- Collected data:
---*---

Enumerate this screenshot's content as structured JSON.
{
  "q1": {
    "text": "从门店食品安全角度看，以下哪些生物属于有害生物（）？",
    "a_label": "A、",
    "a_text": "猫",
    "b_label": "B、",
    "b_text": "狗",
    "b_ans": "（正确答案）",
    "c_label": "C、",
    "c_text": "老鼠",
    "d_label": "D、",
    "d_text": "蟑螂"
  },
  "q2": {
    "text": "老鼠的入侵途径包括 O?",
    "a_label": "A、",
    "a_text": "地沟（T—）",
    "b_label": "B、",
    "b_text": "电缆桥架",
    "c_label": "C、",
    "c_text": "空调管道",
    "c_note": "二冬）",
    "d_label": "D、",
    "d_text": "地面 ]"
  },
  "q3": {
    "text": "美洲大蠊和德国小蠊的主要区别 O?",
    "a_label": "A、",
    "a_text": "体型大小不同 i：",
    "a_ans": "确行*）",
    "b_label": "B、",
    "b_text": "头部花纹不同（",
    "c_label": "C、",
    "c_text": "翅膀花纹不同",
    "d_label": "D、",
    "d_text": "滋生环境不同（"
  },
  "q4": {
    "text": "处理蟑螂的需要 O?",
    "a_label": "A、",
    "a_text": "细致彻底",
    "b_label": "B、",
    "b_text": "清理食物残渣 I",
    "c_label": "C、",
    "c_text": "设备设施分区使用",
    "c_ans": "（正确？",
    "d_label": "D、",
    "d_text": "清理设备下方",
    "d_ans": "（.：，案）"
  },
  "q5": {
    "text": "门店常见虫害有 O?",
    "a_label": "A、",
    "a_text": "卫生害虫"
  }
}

---*---

- DESCRIPTION OF THE TASK: Return the entries in full, keeping every line exactly as it is.

- ANSWER IN FULL:
Enumerate this screenshot's content as structured JSON.
{
  "q1": {
    "text": "从门店食品安全角度看，以下哪些生物属于有害生物（）？",
    "a_label": "A、",
    "a_text": "猫",
    "b_label": "B、",
    "b_text": "狗",
    "b_ans": "（正确答案）",
    "c_label": "C、",
    "c_text": "老鼠",
    "d_label": "D、",
    "d_text": "蟑螂"
  },
  "q2": {
    "text": "老鼠的入侵途径包括 O?",
    "a_label": "A、",
    "a_text": "地沟（T—）",
    "b_label": "B、",
    "b_text": "电缆桥架",
    "c_label": "C、",
    "c_text": "空调管道",
    "c_note": "二冬）",
    "d_label": "D、",
    "d_text": "地面 ]"
  },
  "q3": {
    "text": "美洲大蠊和德国小蠊的主要区别 O?",
    "a_label": "A、",
    "a_text": "体型大小不同 i：",
    "a_ans": "确行*）",
    "b_label": "B、",
    "b_text": "头部花纹不同（",
    "c_label": "C、",
    "c_text": "翅膀花纹不同",
    "d_label": "D、",
    "d_text": "滋生环境不同（"
  },
  "q4": {
    "text": "处理蟑螂的需要 O?",
    "a_label": "A、",
    "a_text": "细致彻底",
    "b_label": "B、",
    "b_text": "清理食物残渣 I",
    "c_label": "C、",
    "c_text": "设备设施分区使用",
    "c_ans": "（正确？",
    "d_label": "D、",
    "d_text": "清理设备下方",
    "d_ans": "（.：，案）"
  },
  "q5": {
    "text": "门店常见虫害有 O?",
    "a_label": "A、",
    "a_text": "卫生害虫"
  }
}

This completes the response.